Repeat the material verbatim and drop the pictures.

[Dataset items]
-------
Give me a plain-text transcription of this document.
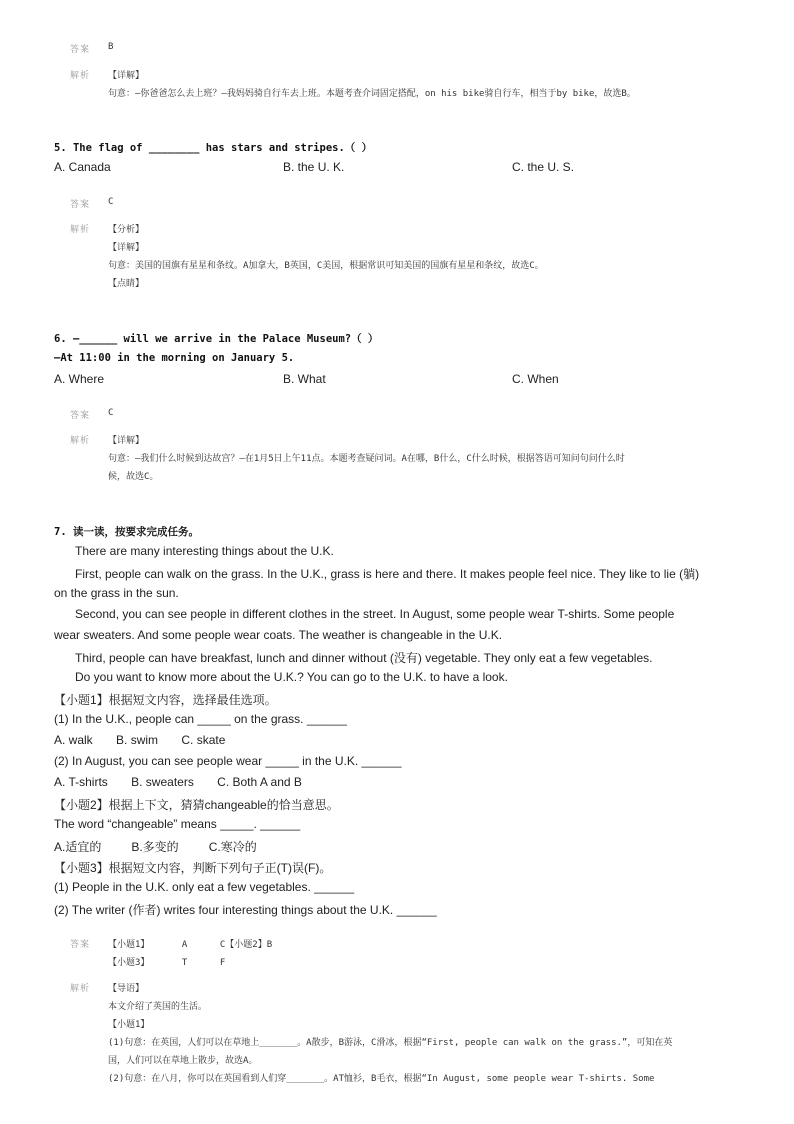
答案 B
解析 【详解】
句意：—你爸爸怎么去上班？—我妈妈骑自行车去上班。本题考查介词固定搭配，on his bike骑自行车，相当于by bike，故选B。
5. The flag of ________ has stars and stripes.（ ）
A. Canada	B. the U. K.	C. the U. S.
答案 C
解析 【分析】
【详解】
句意：美国的国旗有星星和条纹。A加拿大，B英国，C美国，根据常识可知美国的国旗有星星和条纹，故选C。
【点睛】
6. —______ will we arrive in the Palace Museum?（ ）
—At 11:00 in the morning on January 5.
A. Where	B. What	C. When
答案 C
解析 【详解】
句意：—我们什么时候到达故宫？—在1月5日上午11点。本题考查疑问词。A在哪，B什么，C什么时候，根据答语可知问句问什么时
候，故选C。
7. 读一读，按要求完成任务。
There are many interesting things about the U.K.
First, people can walk on the grass. In the U.K., grass is here and there. It makes people feel nice. They like to lie (躺)
on the grass in the sun.
Second, you can see people in different clothes in the street. In August, some people wear T-shirts. Some people
wear sweaters. And some people wear coats. The weather is changeable in the U.K.
Third, people can have breakfast, lunch and dinner without (没有) vegetable. They only eat a few vegetables.
Do you want to know more about the U.K.? You can go to the U.K. to have a look.
【小题1】根据短文内容，选择最佳选项。
(1) In the U.K., people can _____ on the grass. ______
A. walk       B. swim       C. skate
(2) In August, you can see people wear _____ in the U.K. ______
A. T-shirts       B. sweaters       C. Both A and B
【小题2】根据上下文，猜猜changeable的恰当意思。
The word “changeable” means _____. ______
A.适宜的         B.多变的         C.寒冷的
【小题3】根据短文内容，判断下列句子正(T)误(F)。
(1) People in the U.K. only eat a few vegetables. ______
(2) The writer (作者) writes four interesting things about the U.K. ______
答案 【小题1】      A      C【小题2】B
【小题3】      T      F
解析 【导语】
本文介绍了英国的生活。
【小题1】
(1)句意：在英国，人们可以在草地上_______。A散步，B游泳，C滑冰，根据“First, people can walk on the grass.”，可知在英
国，人们可以在草地上散步，故选A。
(2)句意：在八月，你可以在英国看到人们穿_______。AT恤衫，B毛衣，根据“In August, some people wear T-shirts. Some
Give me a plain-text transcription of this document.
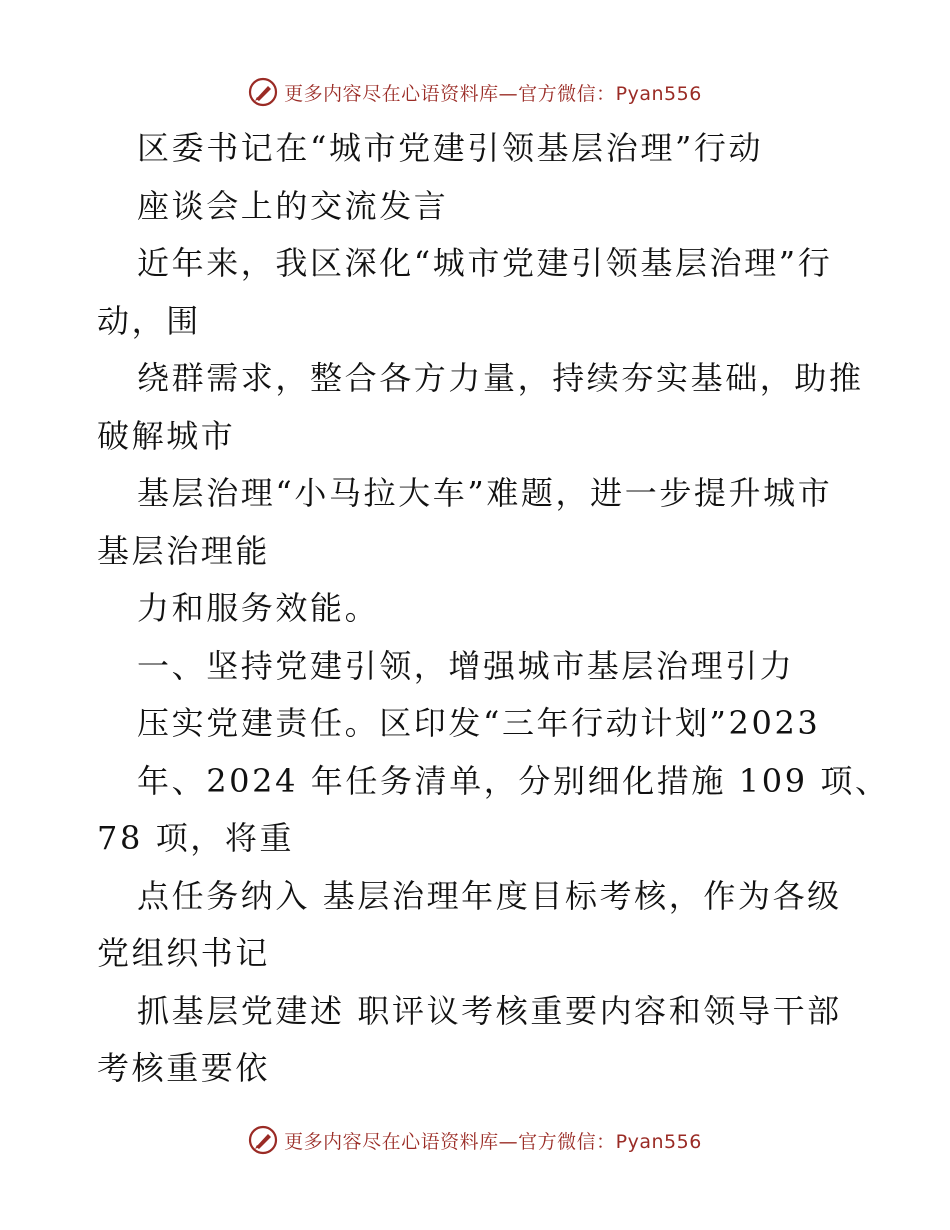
更多内容尽在心语资料库—官方微信：Pyan556
区委书记在“城市党建引领基层治理”行动
座谈会上的交流发言
近年来，我区深化“城市党建引领基层治理”行
动，围
绕群需求，整合各方力量，持续夯实基础，助推
破解城市
基层治理“小马拉大车”难题，进一步提升城市
基层治理能
力和服务效能。
一、坚持党建引领，增强城市基层治理引力
压实党建责任。区印发“三年行动计划”2023
年、2024 年任务清单，分别细化措施 109 项、
78 项，将重
点任务纳入 基层治理年度目标考核，作为各级
党组织书记
抓基层党建述 职评议考核重要内容和领导干部
考核重要依
更多内容尽在心语资料库—官方微信：Pyan556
-------
**Final result**:
Give me a plain-text transcription of this document.
答案 B
解析 【详解】
句意：—你爸爸怎么去上班？—我妈妈骑自行车去上班。本题考查介词固定搭配，on his bike骑自行车，相当于by bike，故选B。
5. The flag of ________ has stars and stripes.（ ）
A. Canada	B. the U. K.	C. the U. S.
答案 C
解析 【分析】
【详解】
句意：美国的国旗有星星和条纹。A加拿大，B英国，C美国，根据常识可知美国的国旗有星星和条纹，故选C。
【点睛】
6. —______ will we arrive in the Palace Museum?（ ）
—At 11:00 in the morning on January 5.
A. Where	B. What	C. When
答案 C
解析 【详解】
句意：—我们什么时候到达故宫？—在1月5日上午11点。本题考查疑问词。A在哪，B什么，C什么时候，根据答语可知问句问什么时
候，故选C。
7. 读一读，按要求完成任务。
There are many interesting things about the U.K.
First, people can walk on the grass. In the U.K., grass is here and there. It makes people feel nice. They like to lie (躺)
on the grass in the sun.
Second, you can see people in different clothes in the street. In August, some people wear T-shirts. Some people
wear sweaters. And some people wear coats. The weather is changeable in the U.K.
Third, people can have breakfast, lunch and dinner without (没有) vegetable. They only eat a few vegetables.
Do you want to know more about the U.K.? You can go to the U.K. to have a look.
【小题1】根据短文内容，选择最佳选项。
(1) In the U.K., people can _____ on the grass. ______
A. walk       B. swim       C. skate
(2) In August, you can see people wear _____ in the U.K. ______
A. T-shirts       B. sweaters       C. Both A and B
【小题2】根据上下文，猜猜changeable的恰当意思。
The word “changeable” means _____. ______
A.适宜的         B.多变的         C.寒冷的
【小题3】根据短文内容，判断下列句子正(T)误(F)。
(1) People in the U.K. only eat a few vegetables. ______
(2) The writer (作者) writes four interesting things about the U.K. ______
答案 【小题1】      A      C【小题2】B
【小题3】      T      F
解析 【导语】
本文介绍了英国的生活。
【小题1】
(1)句意：在英国，人们可以在草地上_______。A散步，B游泳，C滑冰，根据“First, people can walk on the grass.”，可知在英
国，人们可以在草地上散步，故选A。
(2)句意：在八月，你可以在英国看到人们穿_______。AT恤衫，B毛衣，根据“In August, some people wear T-shirts. Some
Give me a plain-text transcription of this document.
更多内容尽在心语资料库—官方微信：Pyan556
区委书记在“城市党建引领基层治理”行动
座谈会上的交流发言
近年来，我区深化“城市党建引领基层治理”行
动，围
绕群需求，整合各方力量，持续夯实基础，助推
破解城市
基层治理“小马拉大车”难题，进一步提升城市
基层治理能
力和服务效能。
一、坚持党建引领，增强城市基层治理引力
压实党建责任。区印发“三年行动计划”2023
年、2024 年任务清单，分别细化措施 109 项、
78 项，将重
点任务纳入 基层治理年度目标考核，作为各级
党组织书记
抓基层党建述 职评议考核重要内容和领导干部
考核重要依
更多内容尽在心语资料库—官方微信：Pyan556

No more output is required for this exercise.